Given problem:
Please write out every line of the entries below verbatim, without changing anything.
>> Begin Dataset excerpts
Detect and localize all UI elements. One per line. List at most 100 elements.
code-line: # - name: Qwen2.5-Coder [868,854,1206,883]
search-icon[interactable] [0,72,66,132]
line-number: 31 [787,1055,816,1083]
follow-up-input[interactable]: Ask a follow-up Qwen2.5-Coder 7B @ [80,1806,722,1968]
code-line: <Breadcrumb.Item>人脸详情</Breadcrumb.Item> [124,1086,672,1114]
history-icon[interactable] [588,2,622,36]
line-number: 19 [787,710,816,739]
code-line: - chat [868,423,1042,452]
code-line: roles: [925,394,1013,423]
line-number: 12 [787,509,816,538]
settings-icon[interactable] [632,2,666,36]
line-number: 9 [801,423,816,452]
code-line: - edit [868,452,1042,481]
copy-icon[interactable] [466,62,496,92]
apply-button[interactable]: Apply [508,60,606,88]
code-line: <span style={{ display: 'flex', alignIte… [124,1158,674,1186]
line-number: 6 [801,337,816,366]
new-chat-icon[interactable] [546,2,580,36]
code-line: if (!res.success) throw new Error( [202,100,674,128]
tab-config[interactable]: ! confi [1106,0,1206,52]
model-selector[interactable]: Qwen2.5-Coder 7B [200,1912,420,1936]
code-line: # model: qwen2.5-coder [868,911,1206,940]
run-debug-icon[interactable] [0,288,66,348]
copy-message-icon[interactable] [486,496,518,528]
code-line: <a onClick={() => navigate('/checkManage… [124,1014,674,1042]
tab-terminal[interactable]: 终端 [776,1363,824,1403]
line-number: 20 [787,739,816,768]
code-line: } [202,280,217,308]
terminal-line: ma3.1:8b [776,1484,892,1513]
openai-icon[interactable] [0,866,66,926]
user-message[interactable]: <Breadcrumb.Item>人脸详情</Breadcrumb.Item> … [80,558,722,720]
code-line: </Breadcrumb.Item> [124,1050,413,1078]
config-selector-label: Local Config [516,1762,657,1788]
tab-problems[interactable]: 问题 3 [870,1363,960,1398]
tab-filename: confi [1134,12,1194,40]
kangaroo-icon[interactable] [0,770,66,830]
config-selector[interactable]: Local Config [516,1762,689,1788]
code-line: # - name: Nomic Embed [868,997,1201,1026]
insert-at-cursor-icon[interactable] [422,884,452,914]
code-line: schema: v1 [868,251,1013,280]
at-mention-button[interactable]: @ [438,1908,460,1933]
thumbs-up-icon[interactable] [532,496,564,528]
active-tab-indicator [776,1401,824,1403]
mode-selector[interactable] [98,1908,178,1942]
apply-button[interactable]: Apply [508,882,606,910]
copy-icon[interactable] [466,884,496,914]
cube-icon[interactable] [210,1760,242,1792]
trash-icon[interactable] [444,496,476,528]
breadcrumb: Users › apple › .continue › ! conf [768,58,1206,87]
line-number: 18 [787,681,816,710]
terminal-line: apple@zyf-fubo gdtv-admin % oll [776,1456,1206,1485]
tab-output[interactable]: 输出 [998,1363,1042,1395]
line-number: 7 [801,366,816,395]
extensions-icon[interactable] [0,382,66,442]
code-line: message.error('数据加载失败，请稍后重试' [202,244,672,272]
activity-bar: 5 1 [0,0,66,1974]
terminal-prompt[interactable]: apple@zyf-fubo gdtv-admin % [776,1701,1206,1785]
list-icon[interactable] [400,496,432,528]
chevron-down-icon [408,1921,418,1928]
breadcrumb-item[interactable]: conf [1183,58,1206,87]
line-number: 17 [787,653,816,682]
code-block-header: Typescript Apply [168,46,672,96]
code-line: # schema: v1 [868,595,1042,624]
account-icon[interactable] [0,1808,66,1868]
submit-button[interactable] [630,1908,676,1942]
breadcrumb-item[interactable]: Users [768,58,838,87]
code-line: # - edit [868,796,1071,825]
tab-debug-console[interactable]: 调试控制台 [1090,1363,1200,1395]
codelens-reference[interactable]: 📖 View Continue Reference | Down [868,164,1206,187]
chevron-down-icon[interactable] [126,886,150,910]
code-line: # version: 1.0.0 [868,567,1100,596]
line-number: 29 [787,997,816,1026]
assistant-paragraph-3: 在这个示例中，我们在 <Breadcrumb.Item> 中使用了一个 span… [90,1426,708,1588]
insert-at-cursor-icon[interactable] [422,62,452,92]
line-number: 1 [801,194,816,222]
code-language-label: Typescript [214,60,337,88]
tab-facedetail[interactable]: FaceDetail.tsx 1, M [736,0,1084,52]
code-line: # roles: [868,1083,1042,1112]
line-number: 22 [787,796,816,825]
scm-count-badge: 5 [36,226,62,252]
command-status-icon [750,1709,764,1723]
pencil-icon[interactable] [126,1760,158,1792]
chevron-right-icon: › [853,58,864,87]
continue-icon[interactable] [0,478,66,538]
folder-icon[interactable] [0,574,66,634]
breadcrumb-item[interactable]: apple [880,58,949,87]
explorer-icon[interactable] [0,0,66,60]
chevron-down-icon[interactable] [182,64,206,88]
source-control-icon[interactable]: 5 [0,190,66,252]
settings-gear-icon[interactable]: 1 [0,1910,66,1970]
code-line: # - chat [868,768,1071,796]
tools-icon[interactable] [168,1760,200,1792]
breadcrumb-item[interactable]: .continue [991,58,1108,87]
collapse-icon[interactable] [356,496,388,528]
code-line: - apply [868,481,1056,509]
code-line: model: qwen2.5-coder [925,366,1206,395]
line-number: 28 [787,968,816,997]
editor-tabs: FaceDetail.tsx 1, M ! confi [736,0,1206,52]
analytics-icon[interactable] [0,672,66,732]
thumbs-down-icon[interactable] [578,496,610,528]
>> End Dataset excerpts
Solution for this problem:
Detect and localize all UI elements. One per line. List at most 100 elements.
code-line: # - name: Qwen2.5-Coder [868,854,1206,883]
search-icon[interactable] [0,72,66,132]
line-number: 31 [787,1055,816,1083]
follow-up-input[interactable]: Ask a follow-up Qwen2.5-Coder 7B @ [80,1806,722,1968]
code-line: <Breadcrumb.Item>人脸详情</Breadcrumb.Item> [124,1086,672,1114]
history-icon[interactable] [588,2,622,36]
line-number: 19 [787,710,816,739]
code-line: - chat [868,423,1042,452]
code-line: roles: [925,394,1013,423]
line-number: 12 [787,509,816,538]
settings-icon[interactable] [632,2,666,36]
line-number: 9 [801,423,816,452]
code-line: - edit [868,452,1042,481]
copy-icon[interactable] [466,62,496,92]
apply-button[interactable]: Apply [508,60,606,88]
code-line: <span style={{ display: 'flex', alignIte… [124,1158,674,1186]
line-number: 6 [801,337,816,366]
new-chat-icon[interactable] [546,2,580,36]
code-line: if (!res.success) throw new Error( [202,100,674,128]
tab-config[interactable]: ! confi [1106,0,1206,52]
model-selector[interactable]: Qwen2.5-Coder 7B [200,1912,420,1936]
code-line: # model: qwen2.5-coder [868,911,1206,940]
run-debug-icon[interactable] [0,288,66,348]
copy-message-icon[interactable] [486,496,518,528]
code-line: <a onClick={() => navigate('/checkManage… [124,1014,674,1042]
tab-terminal[interactable]: 终端 [776,1363,824,1403]
line-number: 20 [787,739,816,768]
code-line: } [202,280,217,308]
terminal-line: ma3.1:8b [776,1484,892,1513]
openai-icon[interactable] [0,866,66,926]
user-message[interactable]: <Breadcrumb.Item>人脸详情</Breadcrumb.Item> … [80,558,722,720]
code-line: </Breadcrumb.Item> [124,1050,413,1078]
config-selector-label: Local Config [516,1762,657,1788]
tab-problems[interactable]: 问题 3 [870,1363,960,1398]
tab-filename: confi [1134,12,1194,40]
kangaroo-icon[interactable] [0,770,66,830]
config-selector[interactable]: Local Config [516,1762,689,1788]
code-line: # - name: Nomic Embed [868,997,1201,1026]
insert-at-cursor-icon[interactable] [422,884,452,914]
code-line: schema: v1 [868,251,1013,280]
at-mention-button[interactable]: @ [438,1908,460,1933]
thumbs-up-icon[interactable] [532,496,564,528]
active-tab-indicator [776,1401,824,1403]
mode-selector[interactable] [98,1908,178,1942]
apply-button[interactable]: Apply [508,882,606,910]
copy-icon[interactable] [466,884,496,914]
cube-icon[interactable] [210,1760,242,1792]
trash-icon[interactable] [444,496,476,528]
breadcrumb: Users › apple › .continue › ! conf [768,58,1206,87]
line-number: 18 [787,681,816,710]
terminal-line: apple@zyf-fubo gdtv-admin % oll [776,1456,1206,1485]
tab-output[interactable]: 输出 [998,1363,1042,1395]
line-number: 7 [801,366,816,395]
extensions-icon[interactable] [0,382,66,442]
code-line: message.error('数据加载失败，请稍后重试' [202,244,672,272]
activity-bar: 5 1 [0,0,66,1974]
terminal-prompt[interactable]: apple@zyf-fubo gdtv-admin % [776,1701,1206,1785]
list-icon[interactable] [400,496,432,528]
chevron-down-icon [408,1921,418,1928]
breadcrumb-item[interactable]: conf [1183,58,1206,87]
line-number: 17 [787,653,816,682]
code-block-header: Typescript Apply [168,46,672,96]
code-line: # schema: v1 [868,595,1042,624]
account-icon[interactable] [0,1808,66,1868]
submit-button[interactable] [630,1908,676,1942]
breadcrumb-item[interactable]: Users [768,58,838,87]
code-line: # - edit [868,796,1071,825]
tab-debug-console[interactable]: 调试控制台 [1090,1363,1200,1395]
codelens-reference[interactable]: 📖 View Continue Reference | Down [868,164,1206,187]
chevron-down-icon[interactable] [126,886,150,910]
code-line: # version: 1.0.0 [868,567,1100,596]
line-number: 29 [787,997,816,1026]
assistant-paragraph-3: 在这个示例中，我们在 <Breadcrumb.Item> 中使用了一个 span… [90,1426,708,1588]
insert-at-cursor-icon[interactable] [422,62,452,92]
line-number: 1 [801,194,816,222]
code-language-label: Typescript [214,60,337,88]
tab-facedetail[interactable]: FaceDetail.tsx 1, M [736,0,1084,52]
code-line: # roles: [868,1083,1042,1112]
line-number: 22 [787,796,816,825]
scm-count-badge: 5 [36,226,62,252]
command-status-icon [750,1709,764,1723]
pencil-icon[interactable] [126,1760,158,1792]
chevron-right-icon: › [853,58,864,87]
continue-icon[interactable] [0,478,66,538]
folder-icon[interactable] [0,574,66,634]
breadcrumb-item[interactable]: apple [880,58,949,87]
explorer-icon[interactable] [0,0,66,60]
chevron-down-icon[interactable] [182,64,206,88]
source-control-icon[interactable]: 5 [0,190,66,252]
settings-gear-icon[interactable]: 1 [0,1910,66,1970]
code-line: # - chat [868,768,1071,796]
tools-icon[interactable] [168,1760,200,1792]
breadcrumb-item[interactable]: .continue [991,58,1108,87]
collapse-icon[interactable] [356,496,388,528]
code-line: - apply [868,481,1056,509]
code-line: model: qwen2.5-coder [925,366,1206,395]
line-number: 28 [787,968,816,997]
editor-tabs: FaceDetail.tsx 1, M ! confi [736,0,1206,52]
analytics-icon[interactable] [0,672,66,732]
thumbs-down-icon[interactable] [578,496,610,528]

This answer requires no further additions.